_DIRECTIONS FOR THIS TASK_
Identify each line holding the string "yaptırımına" and copy it.

Start of STORED DATA

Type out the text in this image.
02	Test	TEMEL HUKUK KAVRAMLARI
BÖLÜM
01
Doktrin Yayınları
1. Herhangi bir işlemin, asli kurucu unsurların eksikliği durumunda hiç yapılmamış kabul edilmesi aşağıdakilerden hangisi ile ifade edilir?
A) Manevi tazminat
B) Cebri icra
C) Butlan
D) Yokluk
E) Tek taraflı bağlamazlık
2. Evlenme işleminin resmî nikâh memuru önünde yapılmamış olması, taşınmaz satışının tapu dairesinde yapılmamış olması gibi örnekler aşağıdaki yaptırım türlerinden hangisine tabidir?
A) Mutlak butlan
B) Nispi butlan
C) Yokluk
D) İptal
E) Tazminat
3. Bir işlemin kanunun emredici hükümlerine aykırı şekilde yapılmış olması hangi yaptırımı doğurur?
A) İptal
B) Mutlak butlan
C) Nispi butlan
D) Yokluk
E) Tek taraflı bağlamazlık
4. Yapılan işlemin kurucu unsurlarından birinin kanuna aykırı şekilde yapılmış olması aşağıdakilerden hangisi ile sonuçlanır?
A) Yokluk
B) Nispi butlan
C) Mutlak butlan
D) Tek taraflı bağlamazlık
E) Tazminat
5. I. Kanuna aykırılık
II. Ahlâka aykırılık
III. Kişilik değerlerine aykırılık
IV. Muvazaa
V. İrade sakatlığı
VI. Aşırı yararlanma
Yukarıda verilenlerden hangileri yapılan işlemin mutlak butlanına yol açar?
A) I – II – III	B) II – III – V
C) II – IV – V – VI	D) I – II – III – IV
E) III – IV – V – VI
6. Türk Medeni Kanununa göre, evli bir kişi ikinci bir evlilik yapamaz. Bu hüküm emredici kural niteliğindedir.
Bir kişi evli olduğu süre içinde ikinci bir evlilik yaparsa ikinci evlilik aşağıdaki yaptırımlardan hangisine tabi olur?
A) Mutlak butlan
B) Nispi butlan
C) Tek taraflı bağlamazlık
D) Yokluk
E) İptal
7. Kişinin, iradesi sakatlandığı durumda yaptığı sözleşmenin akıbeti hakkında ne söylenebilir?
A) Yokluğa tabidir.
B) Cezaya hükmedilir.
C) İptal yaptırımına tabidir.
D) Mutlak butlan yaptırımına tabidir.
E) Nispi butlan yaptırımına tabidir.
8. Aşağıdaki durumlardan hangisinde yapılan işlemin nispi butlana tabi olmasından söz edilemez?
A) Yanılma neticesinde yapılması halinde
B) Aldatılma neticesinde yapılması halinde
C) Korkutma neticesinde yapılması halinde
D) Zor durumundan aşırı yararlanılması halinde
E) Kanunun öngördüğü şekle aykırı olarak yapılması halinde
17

End of STORED DATA

_SOLUTION TO THE EXERCISE_
C) İptal yaptırımına tabidir.
D) Mutlak butlan yaptırımına tabidir.
E) Nispi butlan yaptırımına tabidir.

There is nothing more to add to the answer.